__TASK__
Report the count of lines below that include "name", without any other text.

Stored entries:
= = = = = = =

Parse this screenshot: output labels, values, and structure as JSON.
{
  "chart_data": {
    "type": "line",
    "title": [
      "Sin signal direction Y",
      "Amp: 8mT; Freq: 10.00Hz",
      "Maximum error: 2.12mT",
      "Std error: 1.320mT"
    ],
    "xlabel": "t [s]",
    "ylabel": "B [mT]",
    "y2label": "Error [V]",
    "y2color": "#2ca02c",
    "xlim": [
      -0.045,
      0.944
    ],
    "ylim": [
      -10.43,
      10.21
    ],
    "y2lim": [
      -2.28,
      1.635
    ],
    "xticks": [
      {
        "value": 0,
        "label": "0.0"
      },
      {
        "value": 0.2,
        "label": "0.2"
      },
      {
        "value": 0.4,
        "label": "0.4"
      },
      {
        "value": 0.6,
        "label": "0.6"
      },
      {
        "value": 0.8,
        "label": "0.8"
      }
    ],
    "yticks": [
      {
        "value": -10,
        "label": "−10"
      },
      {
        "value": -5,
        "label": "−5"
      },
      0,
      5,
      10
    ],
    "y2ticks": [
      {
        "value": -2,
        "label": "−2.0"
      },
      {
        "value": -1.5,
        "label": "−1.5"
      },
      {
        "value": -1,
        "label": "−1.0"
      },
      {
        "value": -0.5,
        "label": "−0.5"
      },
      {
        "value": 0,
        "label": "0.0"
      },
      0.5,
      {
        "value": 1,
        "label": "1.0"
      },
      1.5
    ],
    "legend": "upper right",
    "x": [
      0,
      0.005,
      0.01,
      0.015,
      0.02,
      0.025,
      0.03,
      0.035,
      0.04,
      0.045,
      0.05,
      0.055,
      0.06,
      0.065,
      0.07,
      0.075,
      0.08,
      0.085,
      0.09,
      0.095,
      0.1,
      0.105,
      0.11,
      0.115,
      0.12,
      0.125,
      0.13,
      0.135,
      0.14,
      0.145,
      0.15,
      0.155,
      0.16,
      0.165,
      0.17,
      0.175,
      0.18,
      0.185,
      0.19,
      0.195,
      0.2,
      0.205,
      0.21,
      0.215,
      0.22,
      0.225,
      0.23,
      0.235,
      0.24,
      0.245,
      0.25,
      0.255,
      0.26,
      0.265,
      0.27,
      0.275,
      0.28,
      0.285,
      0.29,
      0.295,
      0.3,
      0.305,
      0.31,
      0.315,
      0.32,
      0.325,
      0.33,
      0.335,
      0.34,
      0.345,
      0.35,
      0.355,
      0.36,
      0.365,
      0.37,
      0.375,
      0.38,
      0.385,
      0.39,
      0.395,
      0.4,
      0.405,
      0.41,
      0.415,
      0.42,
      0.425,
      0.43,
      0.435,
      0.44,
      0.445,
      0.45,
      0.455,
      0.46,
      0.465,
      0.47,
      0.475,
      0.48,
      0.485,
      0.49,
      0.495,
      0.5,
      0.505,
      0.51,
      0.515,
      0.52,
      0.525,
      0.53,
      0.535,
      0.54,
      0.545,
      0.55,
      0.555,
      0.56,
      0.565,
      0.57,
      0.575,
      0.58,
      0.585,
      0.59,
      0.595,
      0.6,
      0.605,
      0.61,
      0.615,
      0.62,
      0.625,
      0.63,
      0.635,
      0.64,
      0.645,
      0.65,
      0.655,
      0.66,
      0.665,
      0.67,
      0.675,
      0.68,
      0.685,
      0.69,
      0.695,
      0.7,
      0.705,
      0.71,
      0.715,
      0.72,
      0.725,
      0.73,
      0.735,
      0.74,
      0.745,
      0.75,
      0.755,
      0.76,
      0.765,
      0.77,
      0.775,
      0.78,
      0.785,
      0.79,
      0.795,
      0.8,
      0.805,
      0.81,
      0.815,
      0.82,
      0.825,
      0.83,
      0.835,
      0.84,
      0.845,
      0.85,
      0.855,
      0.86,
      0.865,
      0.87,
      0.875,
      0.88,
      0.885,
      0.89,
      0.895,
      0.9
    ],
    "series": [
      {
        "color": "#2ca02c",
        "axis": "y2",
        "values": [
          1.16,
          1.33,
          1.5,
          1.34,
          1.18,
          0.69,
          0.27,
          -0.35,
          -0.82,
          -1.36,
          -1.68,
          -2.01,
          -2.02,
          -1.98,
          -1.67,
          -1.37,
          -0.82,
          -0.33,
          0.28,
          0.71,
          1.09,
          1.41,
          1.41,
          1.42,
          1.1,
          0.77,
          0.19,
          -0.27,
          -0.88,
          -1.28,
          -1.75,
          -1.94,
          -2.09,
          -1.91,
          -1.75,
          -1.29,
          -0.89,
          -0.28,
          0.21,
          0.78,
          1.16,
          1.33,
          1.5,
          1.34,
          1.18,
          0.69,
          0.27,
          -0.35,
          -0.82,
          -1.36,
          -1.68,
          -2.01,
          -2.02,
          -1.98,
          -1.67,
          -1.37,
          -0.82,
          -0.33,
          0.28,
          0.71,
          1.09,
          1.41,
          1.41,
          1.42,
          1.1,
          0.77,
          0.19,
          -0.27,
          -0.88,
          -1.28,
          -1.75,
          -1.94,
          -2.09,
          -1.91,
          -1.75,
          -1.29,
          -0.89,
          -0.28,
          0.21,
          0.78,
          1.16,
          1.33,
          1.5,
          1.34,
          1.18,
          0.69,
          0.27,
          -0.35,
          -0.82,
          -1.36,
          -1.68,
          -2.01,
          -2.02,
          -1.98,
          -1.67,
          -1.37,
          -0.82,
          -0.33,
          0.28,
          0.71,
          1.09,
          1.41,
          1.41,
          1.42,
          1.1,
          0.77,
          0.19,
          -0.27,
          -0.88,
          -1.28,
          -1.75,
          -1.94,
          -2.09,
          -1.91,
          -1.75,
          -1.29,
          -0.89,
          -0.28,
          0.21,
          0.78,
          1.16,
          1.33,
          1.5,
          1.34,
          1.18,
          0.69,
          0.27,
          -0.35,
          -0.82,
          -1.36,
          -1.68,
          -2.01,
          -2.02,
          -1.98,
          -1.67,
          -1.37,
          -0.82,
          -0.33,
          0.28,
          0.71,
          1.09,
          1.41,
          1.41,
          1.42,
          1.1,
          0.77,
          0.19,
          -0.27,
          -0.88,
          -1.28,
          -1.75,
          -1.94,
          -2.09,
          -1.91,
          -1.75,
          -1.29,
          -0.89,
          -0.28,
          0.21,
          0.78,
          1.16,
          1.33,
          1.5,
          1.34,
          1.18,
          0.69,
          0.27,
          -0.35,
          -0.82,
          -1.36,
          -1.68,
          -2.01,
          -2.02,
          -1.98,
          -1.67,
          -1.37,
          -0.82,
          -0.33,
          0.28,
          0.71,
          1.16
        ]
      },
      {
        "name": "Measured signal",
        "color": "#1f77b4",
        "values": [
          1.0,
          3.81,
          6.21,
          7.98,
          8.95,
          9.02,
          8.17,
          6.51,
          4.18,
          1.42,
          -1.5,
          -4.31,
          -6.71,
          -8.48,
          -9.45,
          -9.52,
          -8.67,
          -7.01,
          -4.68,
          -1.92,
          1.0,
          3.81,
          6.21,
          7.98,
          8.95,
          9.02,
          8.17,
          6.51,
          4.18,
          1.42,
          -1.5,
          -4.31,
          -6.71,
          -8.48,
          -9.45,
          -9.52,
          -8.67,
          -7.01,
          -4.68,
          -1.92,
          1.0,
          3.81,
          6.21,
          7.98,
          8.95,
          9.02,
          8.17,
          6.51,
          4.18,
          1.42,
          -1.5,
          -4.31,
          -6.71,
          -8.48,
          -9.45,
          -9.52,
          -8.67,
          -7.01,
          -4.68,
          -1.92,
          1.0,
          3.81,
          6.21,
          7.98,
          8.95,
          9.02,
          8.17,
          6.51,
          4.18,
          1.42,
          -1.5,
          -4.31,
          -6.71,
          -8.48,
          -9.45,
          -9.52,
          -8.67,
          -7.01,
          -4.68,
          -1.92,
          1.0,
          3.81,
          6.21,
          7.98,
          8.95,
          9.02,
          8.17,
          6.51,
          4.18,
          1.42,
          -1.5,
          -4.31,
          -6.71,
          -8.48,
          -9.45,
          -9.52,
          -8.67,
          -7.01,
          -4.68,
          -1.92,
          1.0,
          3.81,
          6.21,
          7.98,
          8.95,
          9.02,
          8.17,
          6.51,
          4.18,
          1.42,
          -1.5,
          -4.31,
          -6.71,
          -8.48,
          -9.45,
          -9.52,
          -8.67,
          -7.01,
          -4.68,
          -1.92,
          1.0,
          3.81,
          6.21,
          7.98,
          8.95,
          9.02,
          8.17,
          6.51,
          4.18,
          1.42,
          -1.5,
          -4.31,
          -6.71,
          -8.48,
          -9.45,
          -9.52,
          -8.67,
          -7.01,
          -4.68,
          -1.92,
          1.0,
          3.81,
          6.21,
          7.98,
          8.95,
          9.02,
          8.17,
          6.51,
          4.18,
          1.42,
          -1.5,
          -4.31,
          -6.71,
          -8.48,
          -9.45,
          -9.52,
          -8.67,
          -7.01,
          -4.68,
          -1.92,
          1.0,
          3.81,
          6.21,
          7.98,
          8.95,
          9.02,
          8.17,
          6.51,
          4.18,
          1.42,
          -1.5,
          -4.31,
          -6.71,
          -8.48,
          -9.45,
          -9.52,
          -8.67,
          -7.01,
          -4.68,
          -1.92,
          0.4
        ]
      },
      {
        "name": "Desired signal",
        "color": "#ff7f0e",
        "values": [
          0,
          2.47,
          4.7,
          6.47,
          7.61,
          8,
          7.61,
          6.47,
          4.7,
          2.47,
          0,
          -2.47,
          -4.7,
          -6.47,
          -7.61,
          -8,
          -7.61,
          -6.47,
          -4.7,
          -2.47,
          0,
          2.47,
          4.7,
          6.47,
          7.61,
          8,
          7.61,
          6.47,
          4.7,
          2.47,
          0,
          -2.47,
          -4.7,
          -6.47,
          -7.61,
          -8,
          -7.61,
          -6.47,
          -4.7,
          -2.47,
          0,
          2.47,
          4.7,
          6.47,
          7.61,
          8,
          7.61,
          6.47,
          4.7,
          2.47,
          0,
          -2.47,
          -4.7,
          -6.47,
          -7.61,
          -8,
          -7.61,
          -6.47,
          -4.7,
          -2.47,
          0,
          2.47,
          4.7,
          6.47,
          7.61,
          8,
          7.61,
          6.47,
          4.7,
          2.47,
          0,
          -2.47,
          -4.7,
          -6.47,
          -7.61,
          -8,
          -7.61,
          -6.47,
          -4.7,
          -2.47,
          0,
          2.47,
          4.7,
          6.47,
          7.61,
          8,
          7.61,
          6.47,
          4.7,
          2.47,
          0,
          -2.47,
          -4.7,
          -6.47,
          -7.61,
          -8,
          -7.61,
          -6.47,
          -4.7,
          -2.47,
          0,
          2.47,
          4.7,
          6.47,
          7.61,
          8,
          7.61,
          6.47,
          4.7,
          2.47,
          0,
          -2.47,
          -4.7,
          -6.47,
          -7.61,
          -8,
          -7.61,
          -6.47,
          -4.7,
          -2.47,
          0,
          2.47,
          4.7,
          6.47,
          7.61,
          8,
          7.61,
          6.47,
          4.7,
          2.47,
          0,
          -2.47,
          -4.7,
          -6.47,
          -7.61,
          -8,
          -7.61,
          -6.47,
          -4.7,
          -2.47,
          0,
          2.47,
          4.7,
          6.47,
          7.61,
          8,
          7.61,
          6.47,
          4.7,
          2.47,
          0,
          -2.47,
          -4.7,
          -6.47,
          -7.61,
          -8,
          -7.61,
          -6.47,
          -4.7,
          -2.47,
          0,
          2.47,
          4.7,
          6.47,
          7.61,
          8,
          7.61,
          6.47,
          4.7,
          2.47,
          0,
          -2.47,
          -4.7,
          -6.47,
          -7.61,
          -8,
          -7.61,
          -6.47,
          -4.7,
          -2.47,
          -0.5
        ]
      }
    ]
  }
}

= = = = = = =

__COMPLETED TASK__
2